◆ Required task ◆
Pull out each line of the records holding the string "jsou".

◆ Extracted records ◆
** Start **

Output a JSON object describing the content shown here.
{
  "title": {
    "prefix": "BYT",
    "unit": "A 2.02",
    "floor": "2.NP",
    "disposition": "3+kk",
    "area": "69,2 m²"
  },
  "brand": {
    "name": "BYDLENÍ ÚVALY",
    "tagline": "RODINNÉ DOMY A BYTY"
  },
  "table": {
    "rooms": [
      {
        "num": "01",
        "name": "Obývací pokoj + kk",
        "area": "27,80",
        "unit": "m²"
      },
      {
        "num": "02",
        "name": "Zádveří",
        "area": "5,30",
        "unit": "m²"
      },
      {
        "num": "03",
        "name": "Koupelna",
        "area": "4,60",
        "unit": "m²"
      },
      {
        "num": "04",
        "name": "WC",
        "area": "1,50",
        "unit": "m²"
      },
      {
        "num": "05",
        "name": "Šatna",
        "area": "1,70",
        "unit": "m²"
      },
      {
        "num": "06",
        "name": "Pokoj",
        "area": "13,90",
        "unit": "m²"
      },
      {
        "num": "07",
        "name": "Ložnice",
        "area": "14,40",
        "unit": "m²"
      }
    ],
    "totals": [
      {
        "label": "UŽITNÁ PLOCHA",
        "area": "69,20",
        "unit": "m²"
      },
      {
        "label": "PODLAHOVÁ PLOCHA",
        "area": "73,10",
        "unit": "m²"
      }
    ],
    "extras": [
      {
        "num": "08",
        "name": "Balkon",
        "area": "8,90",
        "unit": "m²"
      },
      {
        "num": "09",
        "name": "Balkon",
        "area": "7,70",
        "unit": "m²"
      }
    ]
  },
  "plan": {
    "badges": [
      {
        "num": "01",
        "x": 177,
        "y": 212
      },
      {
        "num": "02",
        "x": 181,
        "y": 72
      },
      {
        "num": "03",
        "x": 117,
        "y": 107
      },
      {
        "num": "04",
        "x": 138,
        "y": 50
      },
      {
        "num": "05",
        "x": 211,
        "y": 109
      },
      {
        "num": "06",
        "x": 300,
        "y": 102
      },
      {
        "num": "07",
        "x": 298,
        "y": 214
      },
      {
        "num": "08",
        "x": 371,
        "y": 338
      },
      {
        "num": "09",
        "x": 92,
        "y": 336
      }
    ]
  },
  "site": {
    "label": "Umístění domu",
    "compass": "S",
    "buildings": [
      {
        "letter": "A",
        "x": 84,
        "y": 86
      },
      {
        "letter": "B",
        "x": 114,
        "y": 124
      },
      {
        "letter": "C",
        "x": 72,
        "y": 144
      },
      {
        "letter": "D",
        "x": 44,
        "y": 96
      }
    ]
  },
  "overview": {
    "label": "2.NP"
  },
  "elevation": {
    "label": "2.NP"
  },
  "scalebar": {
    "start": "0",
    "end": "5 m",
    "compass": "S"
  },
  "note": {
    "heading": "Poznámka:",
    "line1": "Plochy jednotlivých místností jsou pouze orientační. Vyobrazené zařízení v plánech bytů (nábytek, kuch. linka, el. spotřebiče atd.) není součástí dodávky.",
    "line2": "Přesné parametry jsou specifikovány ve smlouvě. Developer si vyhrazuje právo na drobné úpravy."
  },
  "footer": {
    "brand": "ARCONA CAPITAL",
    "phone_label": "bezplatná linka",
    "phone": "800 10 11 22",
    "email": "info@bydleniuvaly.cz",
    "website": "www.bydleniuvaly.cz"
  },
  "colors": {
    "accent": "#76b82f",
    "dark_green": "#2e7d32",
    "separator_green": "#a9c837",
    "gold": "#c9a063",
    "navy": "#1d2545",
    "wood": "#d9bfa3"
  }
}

** End **

◆ The response ◆
    "line1": "Plochy jednotlivých místností jsou pouze orientační. Vyobrazené zařízení v plánech bytů (nábytek, kuch. linka, el. spotřebiče atd.) není součástí dodávky.",
    "line2": "Přesné parametry jsou specifikovány ve smlouvě. Developer si vyhrazuje právo na drobné úpravy."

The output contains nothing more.